The views aren't bad, but beware the insurance premiums. Gangi, with Europe's largest active volcano, Mount Etna, in the distance.Photograph by Rob Francis — Getty Images/Robert Harding World Imagery

This article is published in partnership with The original version can be found here.

By Alissa Greenberg @alissaleewrites

In a move straight out of your European daydreams, the Sicilian mountain village of Gangi is giving away for free or at a steep discount many of the houses that line its ancient stone streets.

But there’s a catch, the New York Times reports. Anyone who takes the 13th century village up on its offer of a house has only a few years to restore it, and the buildings are often long abandoned and in advanced states of decay, requiring extremely costly renovations in order to become habitable. Oh, and Mount Etna might just throw some volcanic ash your way from time to time.

□ □ □ □ □

- [Task instructions]:
1: Translate this sentence from the article about Gangi into Spanish: "But there’s a catch, the New York Times reports."
2: According to the article about Gangi, how long does someone who takes a house in the village have to restore it?

□ □ □ □ □

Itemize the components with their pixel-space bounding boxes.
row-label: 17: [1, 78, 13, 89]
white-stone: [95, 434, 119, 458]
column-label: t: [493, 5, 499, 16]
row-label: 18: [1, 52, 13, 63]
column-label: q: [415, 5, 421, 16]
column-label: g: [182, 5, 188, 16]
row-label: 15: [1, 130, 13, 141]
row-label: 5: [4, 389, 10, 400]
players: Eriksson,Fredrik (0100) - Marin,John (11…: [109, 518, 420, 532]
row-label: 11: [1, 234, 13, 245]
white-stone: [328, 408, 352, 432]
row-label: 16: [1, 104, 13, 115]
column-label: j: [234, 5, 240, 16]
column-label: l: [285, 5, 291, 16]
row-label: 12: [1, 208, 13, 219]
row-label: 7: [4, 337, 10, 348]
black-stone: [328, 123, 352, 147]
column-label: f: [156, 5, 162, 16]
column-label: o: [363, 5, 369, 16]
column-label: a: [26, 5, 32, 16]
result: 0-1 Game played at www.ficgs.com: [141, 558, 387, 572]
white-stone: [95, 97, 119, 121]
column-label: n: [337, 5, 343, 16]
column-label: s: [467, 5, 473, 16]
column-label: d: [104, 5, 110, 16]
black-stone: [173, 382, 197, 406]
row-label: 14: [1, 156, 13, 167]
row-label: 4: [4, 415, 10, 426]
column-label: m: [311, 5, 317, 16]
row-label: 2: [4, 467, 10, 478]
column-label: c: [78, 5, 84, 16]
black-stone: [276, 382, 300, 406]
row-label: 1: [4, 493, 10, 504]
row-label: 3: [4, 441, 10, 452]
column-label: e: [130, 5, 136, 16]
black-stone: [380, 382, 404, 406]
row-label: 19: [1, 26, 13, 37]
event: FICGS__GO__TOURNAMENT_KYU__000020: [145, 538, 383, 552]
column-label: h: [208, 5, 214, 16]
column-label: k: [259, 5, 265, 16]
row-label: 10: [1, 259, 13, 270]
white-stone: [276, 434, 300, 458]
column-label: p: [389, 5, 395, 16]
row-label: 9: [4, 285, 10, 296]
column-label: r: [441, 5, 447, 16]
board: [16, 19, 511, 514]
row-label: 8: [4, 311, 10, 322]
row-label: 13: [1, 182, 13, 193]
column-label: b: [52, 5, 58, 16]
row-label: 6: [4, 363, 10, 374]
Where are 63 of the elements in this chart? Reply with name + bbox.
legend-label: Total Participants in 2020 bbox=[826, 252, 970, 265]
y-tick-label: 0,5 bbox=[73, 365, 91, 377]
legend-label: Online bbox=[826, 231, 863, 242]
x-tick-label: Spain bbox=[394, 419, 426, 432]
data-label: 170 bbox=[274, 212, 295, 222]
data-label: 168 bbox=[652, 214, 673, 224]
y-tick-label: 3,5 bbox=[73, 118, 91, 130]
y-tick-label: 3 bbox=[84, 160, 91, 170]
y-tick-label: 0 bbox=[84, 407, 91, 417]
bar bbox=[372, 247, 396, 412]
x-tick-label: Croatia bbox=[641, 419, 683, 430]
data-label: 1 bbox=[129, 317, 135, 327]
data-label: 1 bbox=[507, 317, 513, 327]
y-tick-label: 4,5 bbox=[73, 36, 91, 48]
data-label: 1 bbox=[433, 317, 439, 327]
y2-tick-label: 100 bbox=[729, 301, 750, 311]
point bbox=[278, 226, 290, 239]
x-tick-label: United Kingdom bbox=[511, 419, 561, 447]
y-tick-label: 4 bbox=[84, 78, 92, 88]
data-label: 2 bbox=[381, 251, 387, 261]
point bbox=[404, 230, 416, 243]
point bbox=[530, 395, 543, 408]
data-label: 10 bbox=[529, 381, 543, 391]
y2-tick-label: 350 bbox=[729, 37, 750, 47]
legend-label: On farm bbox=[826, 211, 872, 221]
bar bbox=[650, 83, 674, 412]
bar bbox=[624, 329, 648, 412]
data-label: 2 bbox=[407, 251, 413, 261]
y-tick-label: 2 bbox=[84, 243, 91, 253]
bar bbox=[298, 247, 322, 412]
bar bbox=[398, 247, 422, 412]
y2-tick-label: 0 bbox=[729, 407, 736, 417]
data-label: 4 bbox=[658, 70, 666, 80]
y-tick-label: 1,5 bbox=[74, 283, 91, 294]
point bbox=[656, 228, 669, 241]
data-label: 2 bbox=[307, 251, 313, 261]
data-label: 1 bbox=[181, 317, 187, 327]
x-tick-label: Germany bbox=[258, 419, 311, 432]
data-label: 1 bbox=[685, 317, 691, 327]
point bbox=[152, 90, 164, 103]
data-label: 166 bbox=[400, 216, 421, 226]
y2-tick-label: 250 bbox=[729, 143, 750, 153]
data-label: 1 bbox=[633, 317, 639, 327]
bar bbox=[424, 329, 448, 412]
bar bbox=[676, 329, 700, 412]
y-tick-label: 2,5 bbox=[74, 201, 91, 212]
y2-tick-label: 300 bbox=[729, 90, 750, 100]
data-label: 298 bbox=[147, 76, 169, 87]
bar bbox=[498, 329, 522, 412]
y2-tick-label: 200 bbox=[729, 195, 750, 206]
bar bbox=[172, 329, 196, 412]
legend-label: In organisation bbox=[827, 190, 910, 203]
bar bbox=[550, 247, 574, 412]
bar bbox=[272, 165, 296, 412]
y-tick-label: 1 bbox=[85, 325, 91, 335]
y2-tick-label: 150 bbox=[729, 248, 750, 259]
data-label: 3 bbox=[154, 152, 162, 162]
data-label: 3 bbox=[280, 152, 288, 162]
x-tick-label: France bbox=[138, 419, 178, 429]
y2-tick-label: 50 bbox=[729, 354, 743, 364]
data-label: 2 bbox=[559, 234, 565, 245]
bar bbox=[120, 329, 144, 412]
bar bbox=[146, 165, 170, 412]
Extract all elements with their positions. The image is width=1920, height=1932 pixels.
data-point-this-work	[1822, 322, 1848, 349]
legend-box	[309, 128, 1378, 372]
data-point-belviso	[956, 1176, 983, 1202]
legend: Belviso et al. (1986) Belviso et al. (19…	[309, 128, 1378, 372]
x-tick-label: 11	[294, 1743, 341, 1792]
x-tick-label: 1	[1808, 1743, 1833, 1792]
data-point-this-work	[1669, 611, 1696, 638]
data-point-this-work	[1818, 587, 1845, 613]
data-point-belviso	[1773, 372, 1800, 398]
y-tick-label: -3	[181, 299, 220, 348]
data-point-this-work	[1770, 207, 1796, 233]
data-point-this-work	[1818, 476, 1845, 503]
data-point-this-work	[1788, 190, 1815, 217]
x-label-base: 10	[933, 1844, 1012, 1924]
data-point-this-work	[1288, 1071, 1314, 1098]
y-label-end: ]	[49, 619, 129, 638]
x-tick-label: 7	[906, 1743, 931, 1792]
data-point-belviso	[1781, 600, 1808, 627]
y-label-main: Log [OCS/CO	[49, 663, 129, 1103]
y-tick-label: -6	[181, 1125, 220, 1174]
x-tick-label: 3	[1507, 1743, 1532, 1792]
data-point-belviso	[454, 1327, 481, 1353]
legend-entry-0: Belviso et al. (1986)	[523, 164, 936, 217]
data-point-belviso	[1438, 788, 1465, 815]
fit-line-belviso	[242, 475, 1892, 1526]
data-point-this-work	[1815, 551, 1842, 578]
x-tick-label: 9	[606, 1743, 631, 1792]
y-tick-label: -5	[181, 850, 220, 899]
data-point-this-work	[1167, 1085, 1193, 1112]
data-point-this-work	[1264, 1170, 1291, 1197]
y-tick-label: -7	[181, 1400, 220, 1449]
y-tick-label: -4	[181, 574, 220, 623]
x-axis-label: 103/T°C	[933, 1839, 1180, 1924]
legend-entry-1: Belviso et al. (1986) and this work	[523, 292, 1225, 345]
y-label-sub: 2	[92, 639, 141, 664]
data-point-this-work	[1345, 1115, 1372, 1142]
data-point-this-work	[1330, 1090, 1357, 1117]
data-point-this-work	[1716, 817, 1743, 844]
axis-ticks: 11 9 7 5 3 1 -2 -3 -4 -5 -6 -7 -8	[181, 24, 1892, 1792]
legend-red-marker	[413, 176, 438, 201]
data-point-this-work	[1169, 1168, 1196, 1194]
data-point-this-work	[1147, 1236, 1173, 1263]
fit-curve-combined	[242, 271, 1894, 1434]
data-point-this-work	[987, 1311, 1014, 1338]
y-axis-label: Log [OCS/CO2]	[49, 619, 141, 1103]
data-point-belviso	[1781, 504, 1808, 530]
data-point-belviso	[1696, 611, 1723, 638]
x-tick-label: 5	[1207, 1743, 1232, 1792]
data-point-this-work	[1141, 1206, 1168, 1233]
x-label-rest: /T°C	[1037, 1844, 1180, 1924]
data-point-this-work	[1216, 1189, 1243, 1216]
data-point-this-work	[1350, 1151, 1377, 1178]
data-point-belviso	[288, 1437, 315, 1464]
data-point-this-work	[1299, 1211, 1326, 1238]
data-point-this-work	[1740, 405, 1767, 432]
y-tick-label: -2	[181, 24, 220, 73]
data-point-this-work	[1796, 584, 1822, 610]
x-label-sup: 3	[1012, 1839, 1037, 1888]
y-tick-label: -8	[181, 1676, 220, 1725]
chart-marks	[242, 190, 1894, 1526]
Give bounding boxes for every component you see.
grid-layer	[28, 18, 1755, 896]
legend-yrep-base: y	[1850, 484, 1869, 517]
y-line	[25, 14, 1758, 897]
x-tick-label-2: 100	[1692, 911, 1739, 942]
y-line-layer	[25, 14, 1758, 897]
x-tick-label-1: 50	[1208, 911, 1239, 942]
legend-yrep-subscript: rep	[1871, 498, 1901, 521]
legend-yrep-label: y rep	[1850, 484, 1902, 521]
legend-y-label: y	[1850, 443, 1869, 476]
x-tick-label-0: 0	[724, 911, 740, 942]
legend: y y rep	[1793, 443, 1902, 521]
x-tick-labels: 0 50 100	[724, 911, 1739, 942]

□ □ □ □ □

- [The solutions]:
1: Pero hay un inconveniente, informa el New York Times.

2: Only a few years.